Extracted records
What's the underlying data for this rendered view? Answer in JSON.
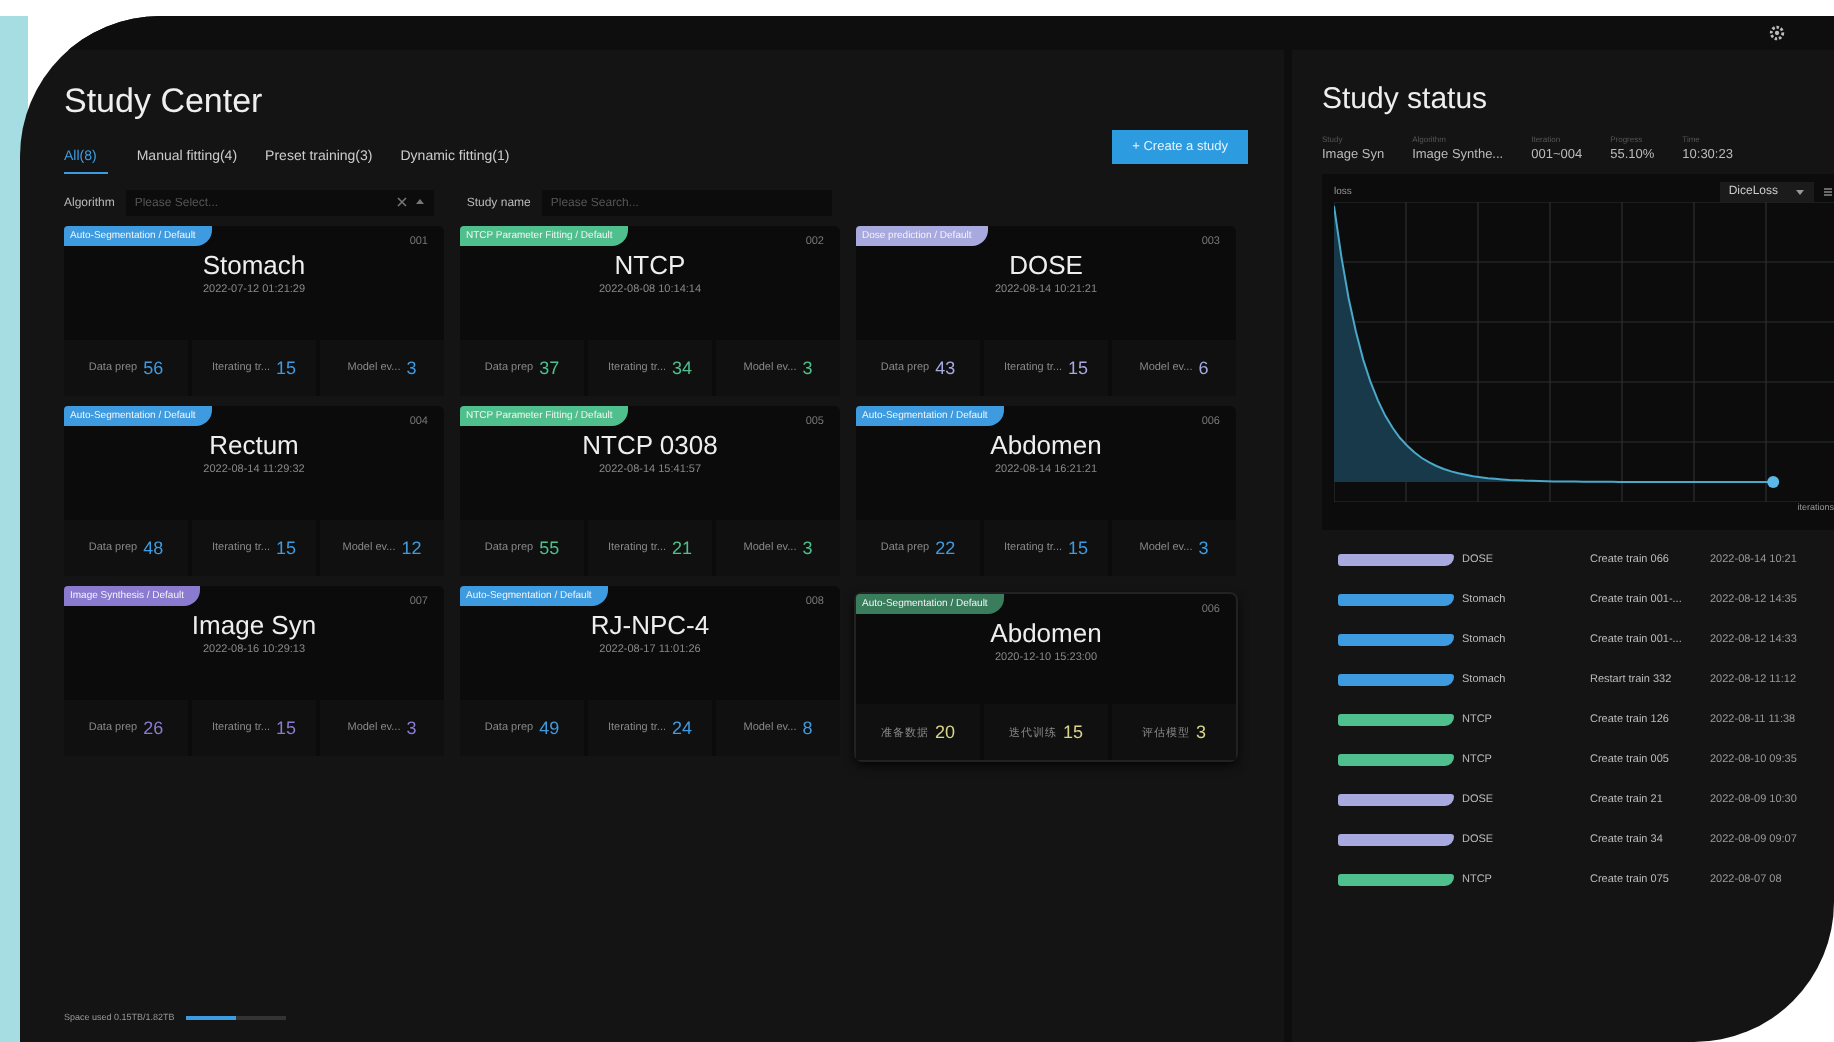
{
  "title": "Study Center",
  "tabs": [
    {
      "label": "All(8)",
      "selected": true
    },
    {
      "label": "Manual fitting(4)",
      "selected": false
    },
    {
      "label": "Preset training(3)",
      "selected": false
    },
    {
      "label": "Dynamic fitting(1)",
      "selected": false
    }
  ],
  "create_button": "+ Create a study",
  "filters": [
    {
      "label": "Algorithm",
      "placeholder": "Please Select...",
      "kind": "select"
    },
    {
      "label": "Study name",
      "placeholder": "Please Search...",
      "kind": "search"
    }
  ],
  "cards": [
    {
      "tag": "Auto-Segmentation / Default",
      "color": "#3f9be0",
      "number": "001",
      "name": "Stomach",
      "date": "2022-07-12 01:21:29",
      "selected": false,
      "stats": [
        {
          "label": "Data prep",
          "value": "56"
        },
        {
          "label": "Iterating tr...",
          "value": "15"
        },
        {
          "label": "Model ev...",
          "value": "3"
        }
      ]
    },
    {
      "tag": "NTCP Parameter Fitting / Default",
      "color": "#4fc08d",
      "number": "002",
      "name": "NTCP",
      "date": "2022-08-08 10:14:14",
      "selected": false,
      "stats": [
        {
          "label": "Data prep",
          "value": "37"
        },
        {
          "label": "Iterating tr...",
          "value": "34"
        },
        {
          "label": "Model ev...",
          "value": "3"
        }
      ]
    },
    {
      "tag": "Dose prediction / Default",
      "color": "#a7a9df",
      "number": "003",
      "name": "DOSE",
      "date": "2022-08-14 10:21:21",
      "selected": false,
      "stats": [
        {
          "label": "Data prep",
          "value": "43"
        },
        {
          "label": "Iterating tr...",
          "value": "15"
        },
        {
          "label": "Model ev...",
          "value": "6"
        }
      ]
    },
    {
      "tag": "Auto-Segmentation / Default",
      "color": "#3f9be0",
      "number": "004",
      "name": "Rectum",
      "date": "2022-08-14 11:29:32",
      "selected": false,
      "stats": [
        {
          "label": "Data prep",
          "value": "48"
        },
        {
          "label": "Iterating tr...",
          "value": "15"
        },
        {
          "label": "Model ev...",
          "value": "12"
        }
      ]
    },
    {
      "tag": "NTCP Parameter Fitting / Default",
      "color": "#4fc08d",
      "number": "005",
      "name": "NTCP 0308",
      "date": "2022-08-14 15:41:57",
      "selected": false,
      "stats": [
        {
          "label": "Data prep",
          "value": "55"
        },
        {
          "label": "Iterating tr...",
          "value": "21"
        },
        {
          "label": "Model ev...",
          "value": "3"
        }
      ]
    },
    {
      "tag": "Auto-Segmentation / Default",
      "color": "#3f9be0",
      "number": "006",
      "name": "Abdomen",
      "date": "2022-08-14 16:21:21",
      "selected": false,
      "stats": [
        {
          "label": "Data prep",
          "value": "22"
        },
        {
          "label": "Iterating tr...",
          "value": "15"
        },
        {
          "label": "Model ev...",
          "value": "3"
        }
      ]
    },
    {
      "tag": "Image Synthesis / Default",
      "color": "#8b7bd0",
      "number": "007",
      "name": "Image Syn",
      "date": "2022-08-16 10:29:13",
      "selected": false,
      "stats": [
        {
          "label": "Data prep",
          "value": "26"
        },
        {
          "label": "Iterating tr...",
          "value": "15"
        },
        {
          "label": "Model ev...",
          "value": "3"
        }
      ]
    },
    {
      "tag": "Auto-Segmentation / Default",
      "color": "#3f9be0",
      "number": "008",
      "name": "RJ-NPC-4",
      "date": "2022-08-17 11:01:26",
      "selected": false,
      "stats": [
        {
          "label": "Data prep",
          "value": "49"
        },
        {
          "label": "Iterating tr...",
          "value": "24"
        },
        {
          "label": "Model ev...",
          "value": "8"
        }
      ]
    },
    {
      "tag": "Auto-Segmentation / Default",
      "color": "#3a7d5c",
      "number": "006",
      "name": "Abdomen",
      "date": "2020-12-10 15:23:00",
      "selected": true,
      "stats": [
        {
          "label": "准备数据",
          "value": "20"
        },
        {
          "label": "迭代训练",
          "value": "15"
        },
        {
          "label": "评估模型",
          "value": "3"
        }
      ]
    }
  ],
  "storage": {
    "label": "Space used 0.15TB/1.82TB",
    "level": 0.5
  },
  "status": {
    "title": "Study status",
    "fields": [
      {
        "label": "Study",
        "value": "Image Syn"
      },
      {
        "label": "Algorithm",
        "value": "Image Synthe..."
      },
      {
        "label": "Iteration",
        "value": "001~004"
      },
      {
        "label": "Progress",
        "value": "55.10%"
      },
      {
        "label": "Time",
        "value": "10:30:23"
      }
    ],
    "chart": {
      "ylabel": "loss",
      "xlabel": "iterations",
      "metric": "DiceLoss"
    },
    "events": [
      {
        "color": "#a7a9df",
        "study": "DOSE",
        "action": "Create train 066",
        "time": "2022-08-14 10:21"
      },
      {
        "color": "#3f9be0",
        "study": "Stomach",
        "action": "Create train 001-...",
        "time": "2022-08-12 14:35"
      },
      {
        "color": "#3f9be0",
        "study": "Stomach",
        "action": "Create train 001-...",
        "time": "2022-08-12 14:33"
      },
      {
        "color": "#3f9be0",
        "study": "Stomach",
        "action": "Restart train 332",
        "time": "2022-08-12 11:12"
      },
      {
        "color": "#4fc08d",
        "study": "NTCP",
        "action": "Create train 126",
        "time": "2022-08-11 11:38"
      },
      {
        "color": "#4fc08d",
        "study": "NTCP",
        "action": "Create train 005",
        "time": "2022-08-10 09:35"
      },
      {
        "color": "#a7a9df",
        "study": "DOSE",
        "action": "Create train 21",
        "time": "2022-08-09 10:30"
      },
      {
        "color": "#a7a9df",
        "study": "DOSE",
        "action": "Create train 34",
        "time": "2022-08-09 09:07"
      },
      {
        "color": "#4fc08d",
        "study": "NTCP",
        "action": "Create train 075",
        "time": "2022-08-07 08"
      }
    ]
  }
}
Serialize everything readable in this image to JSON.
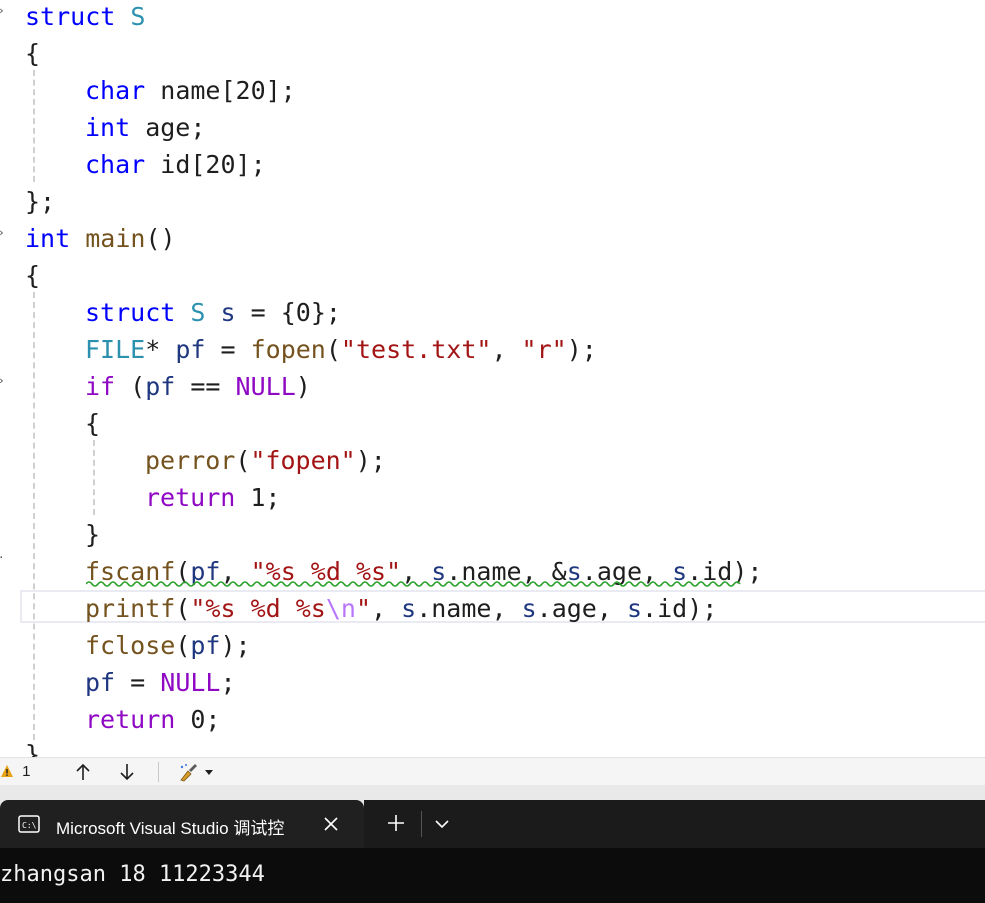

Work required
List all lines above in which the string "this" appears.

Written answer
What's the underlying data for this rendered view? Answer in JSON.
Serialize everything readable in this image to JSON.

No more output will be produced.